* [BRIEF]:
Transcribe the entries exactly; images are not part of the copy.

#### RAW DATA

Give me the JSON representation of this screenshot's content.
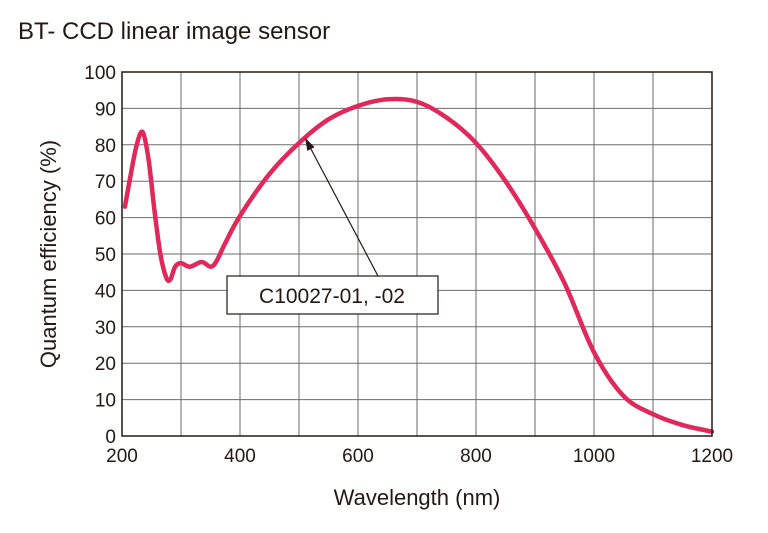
{
  "chart_data": {
    "type": "line",
    "title": "BT- CCD linear image sensor",
    "xlabel": "Wavelength (nm)",
    "ylabel": "Quantum efficiency (%)",
    "xlim": [
      200,
      1200
    ],
    "ylim": [
      0,
      100
    ],
    "xticks": [
      200,
      400,
      600,
      800,
      1000,
      1200
    ],
    "yticks": [
      0,
      10,
      20,
      30,
      40,
      50,
      60,
      70,
      80,
      90,
      100
    ],
    "grid": true,
    "series_color": "#e0285a",
    "series": [
      {
        "x": [
          205,
          215,
          225,
          235,
          245,
          255,
          265,
          275,
          282,
          290,
          300,
          315,
          335,
          350,
          360,
          375,
          400,
          450,
          500,
          550,
          600,
          650,
          700,
          750,
          800,
          850,
          900,
          950,
          1000,
          1050,
          1100,
          1150,
          1200
        ],
        "y": [
          63,
          72,
          80,
          83.5,
          76,
          62,
          50,
          43.5,
          43,
          46.5,
          47.5,
          46.5,
          47.8,
          46.5,
          48,
          53,
          60.5,
          72,
          80.5,
          87,
          90.7,
          92.5,
          91.8,
          87.5,
          80.5,
          70,
          57,
          42,
          23,
          11,
          6,
          3,
          1.2
        ]
      }
    ],
    "annotation": {
      "text": "C10027-01, -02",
      "points_to": {
        "x": 510,
        "y": 82
      }
    }
  }
}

########

* [RESPONSE TO THIS EXERCISE]:
Give me the JSON representation of this screenshot's content.
{
  "chart_data": {
    "type": "line",
    "title": "BT- CCD linear image sensor",
    "xlabel": "Wavelength (nm)",
    "ylabel": "Quantum efficiency (%)",
    "xlim": [
      200,
      1200
    ],
    "ylim": [
      0,
      100
    ],
    "xticks": [
      200,
      400,
      600,
      800,
      1000,
      1200
    ],
    "yticks": [
      0,
      10,
      20,
      30,
      40,
      50,
      60,
      70,
      80,
      90,
      100
    ],
    "grid": true,
    "series_color": "#e0285a",
    "series": [
      {
        "x": [
          205,
          215,
          225,
          235,
          245,
          255,
          265,
          275,
          282,
          290,
          300,
          315,
          335,
          350,
          360,
          375,
          400,
          450,
          500,
          550,
          600,
          650,
          700,
          750,
          800,
          850,
          900,
          950,
          1000,
          1050,
          1100,
          1150,
          1200
        ],
        "y": [
          63,
          72,
          80,
          83.5,
          76,
          62,
          50,
          43.5,
          43,
          46.5,
          47.5,
          46.5,
          47.8,
          46.5,
          48,
          53,
          60.5,
          72,
          80.5,
          87,
          90.7,
          92.5,
          91.8,
          87.5,
          80.5,
          70,
          57,
          42,
          23,
          11,
          6,
          3,
          1.2
        ]
      }
    ],
    "annotation": {
      "text": "C10027-01, -02",
      "points_to": {
        "x": 510,
        "y": 82
      }
    }
  }
}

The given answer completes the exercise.